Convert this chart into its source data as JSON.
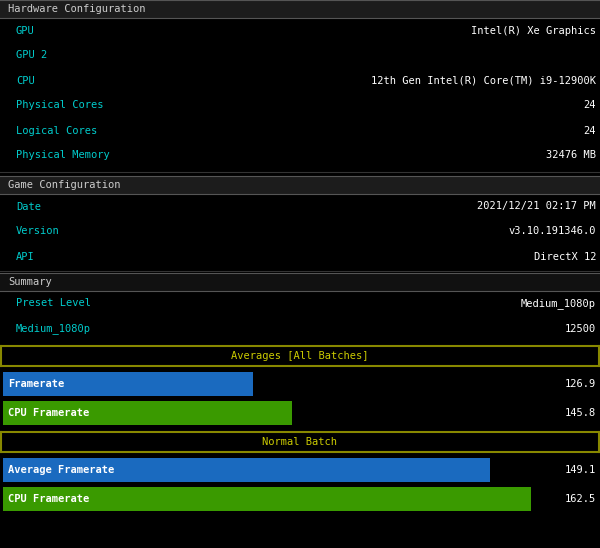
{
  "bg_color": "#000000",
  "section_header_bg": "#1c1c1c",
  "section_header_border": "#555555",
  "section_header_text": "#cccccc",
  "cyan_color": "#00cccc",
  "white_color": "#ffffff",
  "yellow_color": "#cccc00",
  "yellow_border": "#888800",
  "blue_bar_color": "#1a6abf",
  "green_bar_color": "#3a9a00",
  "hw_config_label": "Hardware Configuration",
  "hw_rows": [
    [
      "GPU",
      "Intel(R) Xe Graphics"
    ],
    [
      "GPU 2",
      ""
    ],
    [
      "CPU",
      "12th Gen Intel(R) Core(TM) i9-12900K"
    ],
    [
      "Physical Cores",
      "24"
    ],
    [
      "Logical Cores",
      "24"
    ],
    [
      "Physical Memory",
      "32476 MB"
    ]
  ],
  "game_config_label": "Game Configuration",
  "game_rows": [
    [
      "Date",
      "2021/12/21 02:17 PM"
    ],
    [
      "Version",
      "v3.10.191346.0"
    ],
    [
      "API",
      "DirectX 12"
    ]
  ],
  "summary_label": "Summary",
  "summary_rows": [
    [
      "Preset Level",
      "Medium_1080p"
    ],
    [
      "Medium_1080p",
      "12500"
    ]
  ],
  "avg_label": "Averages [All Batches]",
  "avg_bars": [
    {
      "label": "Framerate",
      "value": "126.9",
      "color": "#1a6abf",
      "pct": 0.455
    },
    {
      "label": "CPU Framerate",
      "value": "145.8",
      "color": "#3a9a00",
      "pct": 0.525
    }
  ],
  "normal_label": "Normal Batch",
  "normal_bars": [
    {
      "label": "Average Framerate",
      "value": "149.1",
      "color": "#1a6abf",
      "pct": 0.885
    },
    {
      "label": "CPU Framerate",
      "value": "162.5",
      "color": "#3a9a00",
      "pct": 0.96
    }
  ],
  "font_size": 7.5,
  "header_font_size": 7.5
}
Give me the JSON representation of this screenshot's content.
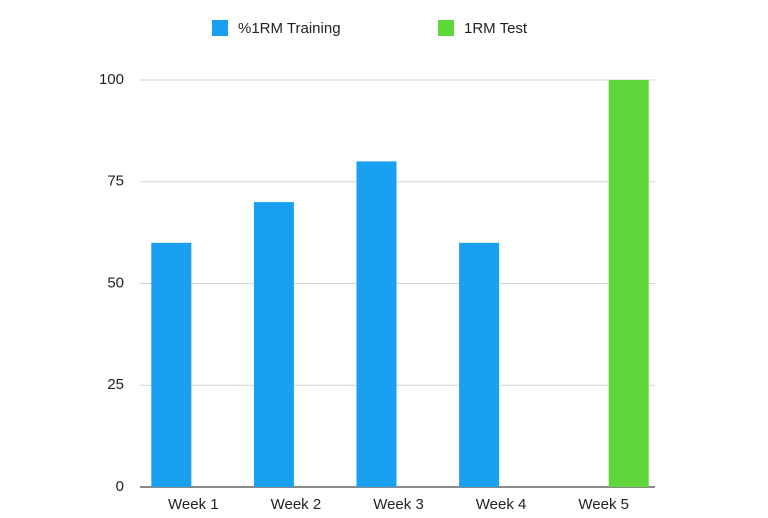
{
  "chart_data": {
    "type": "bar",
    "categories": [
      "Week 1",
      "Week 2",
      "Week 3",
      "Week 4",
      "Week 5"
    ],
    "series": [
      {
        "name": "%1RM Training",
        "color": "#1aa0f0",
        "values": [
          60,
          70,
          80,
          60,
          null
        ]
      },
      {
        "name": "1RM Test",
        "color": "#5fd63a",
        "values": [
          null,
          null,
          null,
          null,
          100
        ]
      }
    ],
    "ylim": [
      0,
      100
    ],
    "yticks": [
      0,
      25,
      50,
      75,
      100
    ],
    "grid": true,
    "legend": "top"
  }
}
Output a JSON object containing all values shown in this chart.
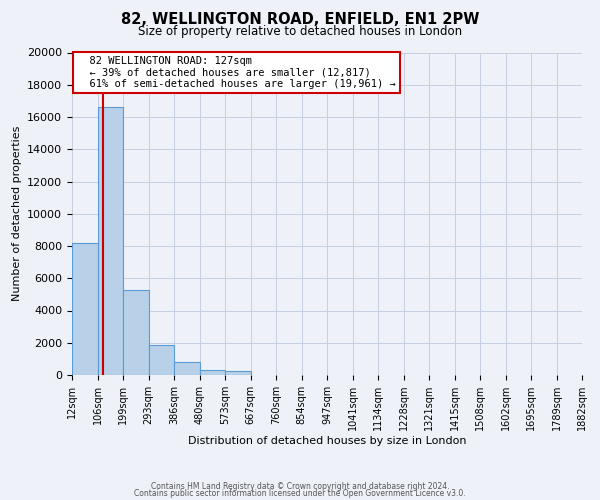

→ **TO BE DONE**:
Copy the records above exactly, leaving out every picture.

→ **EXERCISE RESULT**:
Convert this chart into its source data as JSON.
{
  "bg_color": "#000000",
  "section_header_bg": "#1c1c1c",
  "section_header_border": "#555555",
  "section_header_text": "#cccccc",
  "cyan_color": "#00cccc",
  "white_color": "#ffffff",
  "yellow_color": "#cccc00",
  "yellow_border": "#888800",
  "blue_bar_color": "#1a6abf",
  "green_bar_color": "#3a9a00",
  "hw_config_label": "Hardware Configuration",
  "hw_rows": [
    [
      "GPU",
      "Intel(R) Xe Graphics"
    ],
    [
      "GPU 2",
      ""
    ],
    [
      "CPU",
      "12th Gen Intel(R) Core(TM) i9-12900K"
    ],
    [
      "Physical Cores",
      "24"
    ],
    [
      "Logical Cores",
      "24"
    ],
    [
      "Physical Memory",
      "32476 MB"
    ]
  ],
  "game_config_label": "Game Configuration",
  "game_rows": [
    [
      "Date",
      "2021/12/21 02:17 PM"
    ],
    [
      "Version",
      "v3.10.191346.0"
    ],
    [
      "API",
      "DirectX 12"
    ]
  ],
  "summary_label": "Summary",
  "summary_rows": [
    [
      "Preset Level",
      "Medium_1080p"
    ],
    [
      "Medium_1080p",
      "12500"
    ]
  ],
  "avg_label": "Averages [All Batches]",
  "avg_bars": [
    {
      "label": "Framerate",
      "value": "126.9",
      "color": "#1a6abf",
      "pct": 0.455
    },
    {
      "label": "CPU Framerate",
      "value": "145.8",
      "color": "#3a9a00",
      "pct": 0.525
    }
  ],
  "normal_label": "Normal Batch",
  "normal_bars": [
    {
      "label": "Average Framerate",
      "value": "149.1",
      "color": "#1a6abf",
      "pct": 0.885
    },
    {
      "label": "CPU Framerate",
      "value": "162.5",
      "color": "#3a9a00",
      "pct": 0.96
    }
  ],
  "font_size": 7.5,
  "header_font_size": 7.5
}
Give me the JSON representation of this screenshot's content.
{
  "chart_data": {
    "type": "bar",
    "categories": [
      "Week 1",
      "Week 2",
      "Week 3",
      "Week 4",
      "Week 5"
    ],
    "series": [
      {
        "name": "%1RM Training",
        "color": "#1aa0f0",
        "values": [
          60,
          70,
          80,
          60,
          null
        ]
      },
      {
        "name": "1RM Test",
        "color": "#5fd63a",
        "values": [
          null,
          null,
          null,
          null,
          100
        ]
      }
    ],
    "ylim": [
      0,
      100
    ],
    "yticks": [
      0,
      25,
      50,
      75,
      100
    ],
    "grid": true,
    "legend": "top"
  }
}
Output a JSON object containing all values shown in this chart.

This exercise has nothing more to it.